Work instructions: Wherever the word "Equity" appears in a line, extract that line.

[Dataset content start]

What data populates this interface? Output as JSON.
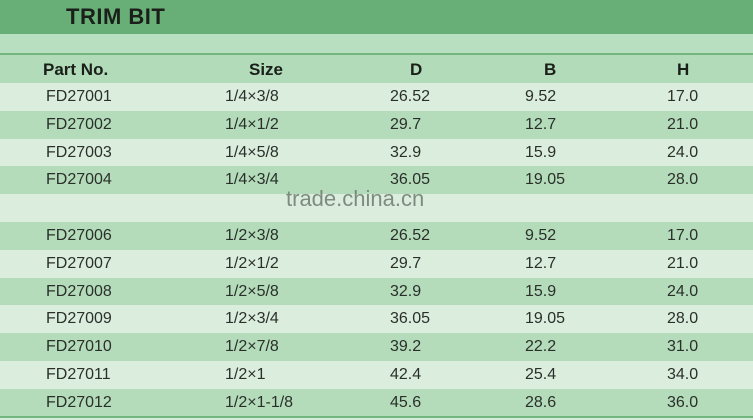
{
  "title": "TRIM BIT",
  "columns": [
    "Part No.",
    "Size",
    "D",
    "B",
    "H"
  ],
  "rows": [
    [
      "FD27001",
      "1/4×3/8",
      "26.52",
      "9.52",
      "17.0"
    ],
    [
      "FD27002",
      "1/4×1/2",
      "29.7",
      "12.7",
      "21.0"
    ],
    [
      "FD27003",
      "1/4×5/8",
      "32.9",
      "15.9",
      "24.0"
    ],
    [
      "FD27004",
      "1/4×3/4",
      "36.05",
      "19.05",
      "28.0"
    ],
    [
      "",
      "",
      "",
      "",
      ""
    ],
    [
      "FD27006",
      "1/2×3/8",
      "26.52",
      "9.52",
      "17.0"
    ],
    [
      "FD27007",
      "1/2×1/2",
      "29.7",
      "12.7",
      "21.0"
    ],
    [
      "FD27008",
      "1/2×5/8",
      "32.9",
      "15.9",
      "24.0"
    ],
    [
      "FD27009",
      "1/2×3/4",
      "36.05",
      "19.05",
      "28.0"
    ],
    [
      "FD27010",
      "1/2×7/8",
      "39.2",
      "22.2",
      "31.0"
    ],
    [
      "FD27011",
      "1/2×1",
      "42.4",
      "25.4",
      "34.0"
    ],
    [
      "FD27012",
      "1/2×1-1/8",
      "45.6",
      "28.6",
      "36.0"
    ]
  ],
  "watermark": "trade.china.cn",
  "colors": {
    "title_bar": "#68af77",
    "row_light": "#dbeedd",
    "row_green": "#b4dcbb"
  }
}
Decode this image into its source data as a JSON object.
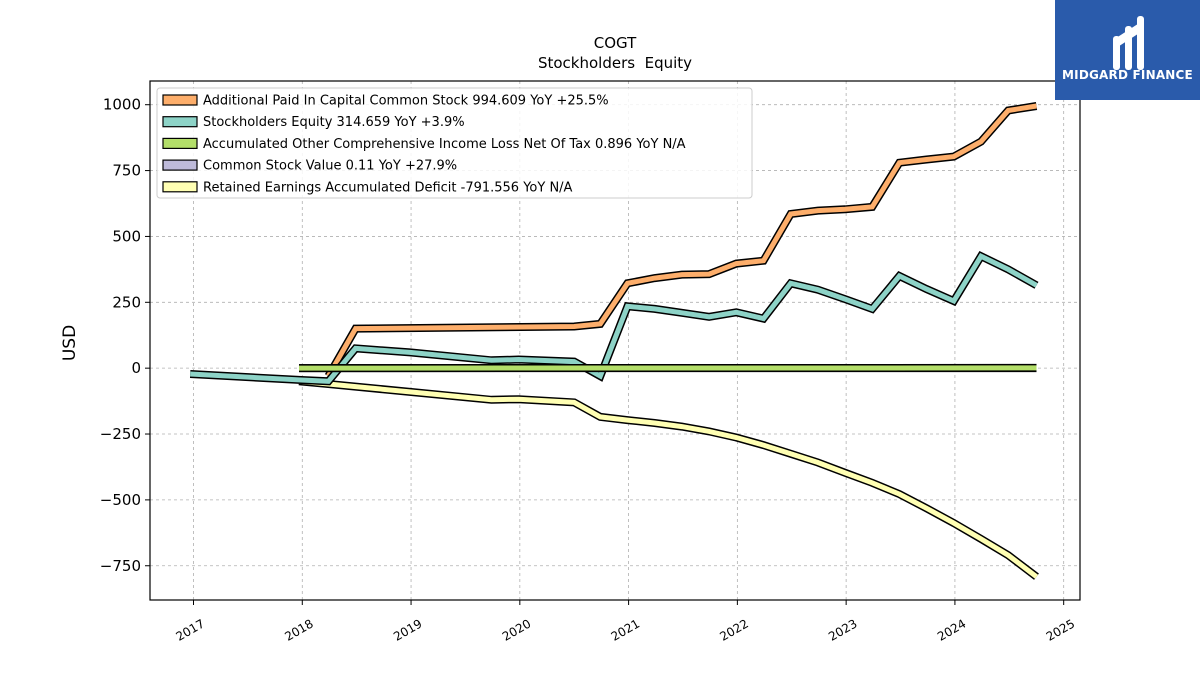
{
  "brand": {
    "name": "MIDGARD FINANCE",
    "color": "#2a5bab"
  },
  "chart_data": {
    "type": "line",
    "title": "COGT",
    "subtitle": "Stockholders  Equity",
    "xlabel": "",
    "ylabel": "USD",
    "xlim": [
      2016.6,
      2025.15
    ],
    "ylim": [
      -880,
      1090
    ],
    "x_ticks": [
      2017,
      2018,
      2019,
      2020,
      2021,
      2022,
      2023,
      2024,
      2025
    ],
    "y_ticks": [
      1000,
      750,
      500,
      250,
      0,
      -250,
      -500,
      -750
    ],
    "y_tick_labels": [
      "1000",
      "750",
      "500",
      "250",
      "0",
      "−250",
      "−500",
      "−750"
    ],
    "grid": true,
    "legend_position": "top-left",
    "series": [
      {
        "name": "Additional Paid In Capital Common Stock  994.609 YoY +25.5%",
        "color": "#fdae6b",
        "x": [
          2018.24,
          2018.49,
          2020.5,
          2020.74,
          2020.99,
          2021.24,
          2021.49,
          2021.74,
          2021.99,
          2022.24,
          2022.49,
          2022.74,
          2022.99,
          2023.24,
          2023.49,
          2023.74,
          2023.99,
          2024.24,
          2024.49,
          2024.75
        ],
        "y": [
          -30,
          150,
          158,
          168,
          322,
          342,
          355,
          357,
          397,
          408,
          585,
          598,
          603,
          612,
          780,
          792,
          803,
          860,
          978,
          995
        ]
      },
      {
        "name": "Stockholders Equity  314.659 YoY +3.9%",
        "color": "#8dd3c7",
        "x": [
          2016.97,
          2017.99,
          2018.24,
          2018.49,
          2018.99,
          2019.74,
          2019.99,
          2020.5,
          2020.74,
          2020.99,
          2021.24,
          2021.49,
          2021.74,
          2021.99,
          2022.24,
          2022.49,
          2022.74,
          2022.99,
          2023.24,
          2023.49,
          2023.74,
          2023.99,
          2024.24,
          2024.49,
          2024.75
        ],
        "y": [
          -22,
          -45,
          -50,
          75,
          60,
          30,
          33,
          25,
          -30,
          235,
          225,
          210,
          195,
          212,
          188,
          322,
          298,
          262,
          225,
          350,
          300,
          255,
          425,
          375,
          314.659
        ]
      },
      {
        "name": "Accumulated Other Comprehensive Income Loss Net Of Tax  0.896 YoY N/A",
        "color": "#b3de69",
        "x": [
          2017.97,
          2024.75
        ],
        "y": [
          0.2,
          0.896
        ]
      },
      {
        "name": "Common Stock Value  0.11 YoY +27.9%",
        "color": "#bebada",
        "x": [
          2017.97,
          2024.75
        ],
        "y": [
          0.09,
          0.11
        ]
      },
      {
        "name": "Retained Earnings Accumulated Deficit  -791.556 YoY N/A",
        "color": "#ffffb3",
        "x": [
          2017.97,
          2018.24,
          2018.49,
          2018.99,
          2019.74,
          2019.99,
          2020.5,
          2020.74,
          2020.99,
          2021.24,
          2021.49,
          2021.74,
          2021.99,
          2022.24,
          2022.49,
          2022.74,
          2022.99,
          2023.24,
          2023.49,
          2023.74,
          2023.99,
          2024.24,
          2024.49,
          2024.75
        ],
        "y": [
          -50,
          -60,
          -70,
          -90,
          -120,
          -118,
          -130,
          -185,
          -197,
          -208,
          -222,
          -240,
          -263,
          -292,
          -325,
          -358,
          -397,
          -435,
          -478,
          -532,
          -588,
          -648,
          -710,
          -791.556
        ]
      }
    ]
  }
}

[Dataset content end]

Output for this task:
    "subtitle": "Stockholders  Equity",
        "name": "Stockholders Equity  314.659 YoY +3.9%",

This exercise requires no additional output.